## Requirements
Transcribe the entries below exactly.

— Begin Records shown —

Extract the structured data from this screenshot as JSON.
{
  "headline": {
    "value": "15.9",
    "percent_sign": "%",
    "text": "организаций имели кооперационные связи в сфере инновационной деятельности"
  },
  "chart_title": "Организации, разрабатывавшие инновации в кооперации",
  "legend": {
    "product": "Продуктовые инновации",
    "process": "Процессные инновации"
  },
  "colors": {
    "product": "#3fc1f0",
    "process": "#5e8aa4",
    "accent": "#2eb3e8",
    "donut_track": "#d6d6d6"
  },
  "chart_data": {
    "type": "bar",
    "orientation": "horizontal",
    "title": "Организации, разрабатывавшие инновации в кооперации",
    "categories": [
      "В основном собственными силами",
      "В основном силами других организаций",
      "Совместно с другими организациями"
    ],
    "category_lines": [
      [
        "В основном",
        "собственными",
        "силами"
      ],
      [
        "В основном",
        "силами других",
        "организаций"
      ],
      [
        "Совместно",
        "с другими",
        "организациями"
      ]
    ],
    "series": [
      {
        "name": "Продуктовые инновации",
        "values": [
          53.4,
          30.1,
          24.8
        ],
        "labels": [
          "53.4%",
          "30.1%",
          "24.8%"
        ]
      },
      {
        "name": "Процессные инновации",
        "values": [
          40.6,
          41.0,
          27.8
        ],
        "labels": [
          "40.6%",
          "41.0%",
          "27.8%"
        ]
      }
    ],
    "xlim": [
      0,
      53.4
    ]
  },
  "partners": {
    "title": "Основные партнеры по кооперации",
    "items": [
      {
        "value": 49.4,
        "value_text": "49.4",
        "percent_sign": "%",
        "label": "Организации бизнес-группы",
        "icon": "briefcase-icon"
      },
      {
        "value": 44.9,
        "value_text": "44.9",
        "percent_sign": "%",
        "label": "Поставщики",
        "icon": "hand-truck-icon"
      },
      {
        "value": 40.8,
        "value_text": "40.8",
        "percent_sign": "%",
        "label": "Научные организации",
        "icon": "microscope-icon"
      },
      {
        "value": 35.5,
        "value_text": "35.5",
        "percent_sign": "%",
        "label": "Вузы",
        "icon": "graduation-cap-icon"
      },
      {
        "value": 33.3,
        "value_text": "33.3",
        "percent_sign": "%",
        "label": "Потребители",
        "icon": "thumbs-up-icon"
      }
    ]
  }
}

— End Records shown —

## Written response
Extract the structured data from this screenshot as JSON.
{
  "headline": {
    "value": "15.9",
    "percent_sign": "%",
    "text": "организаций имели кооперационные связи в сфере инновационной деятельности"
  },
  "chart_title": "Организации, разрабатывавшие инновации в кооперации",
  "legend": {
    "product": "Продуктовые инновации",
    "process": "Процессные инновации"
  },
  "colors": {
    "product": "#3fc1f0",
    "process": "#5e8aa4",
    "accent": "#2eb3e8",
    "donut_track": "#d6d6d6"
  },
  "chart_data": {
    "type": "bar",
    "orientation": "horizontal",
    "title": "Организации, разрабатывавшие инновации в кооперации",
    "categories": [
      "В основном собственными силами",
      "В основном силами других организаций",
      "Совместно с другими организациями"
    ],
    "category_lines": [
      [
        "В основном",
        "собственными",
        "силами"
      ],
      [
        "В основном",
        "силами других",
        "организаций"
      ],
      [
        "Совместно",
        "с другими",
        "организациями"
      ]
    ],
    "series": [
      {
        "name": "Продуктовые инновации",
        "values": [
          53.4,
          30.1,
          24.8
        ],
        "labels": [
          "53.4%",
          "30.1%",
          "24.8%"
        ]
      },
      {
        "name": "Процессные инновации",
        "values": [
          40.6,
          41.0,
          27.8
        ],
        "labels": [
          "40.6%",
          "41.0%",
          "27.8%"
        ]
      }
    ],
    "xlim": [
      0,
      53.4
    ]
  },
  "partners": {
    "title": "Основные партнеры по кооперации",
    "items": [
      {
        "value": 49.4,
        "value_text": "49.4",
        "percent_sign": "%",
        "label": "Организации бизнес-группы",
        "icon": "briefcase-icon"
      },
      {
        "value": 44.9,
        "value_text": "44.9",
        "percent_sign": "%",
        "label": "Поставщики",
        "icon": "hand-truck-icon"
      },
      {
        "value": 40.8,
        "value_text": "40.8",
        "percent_sign": "%",
        "label": "Научные организации",
        "icon": "microscope-icon"
      },
      {
        "value": 35.5,
        "value_text": "35.5",
        "percent_sign": "%",
        "label": "Вузы",
        "icon": "graduation-cap-icon"
      },
      {
        "value": 33.3,
        "value_text": "33.3",
        "percent_sign": "%",
        "label": "Потребители",
        "icon": "thumbs-up-icon"
      }
    ]
  }
}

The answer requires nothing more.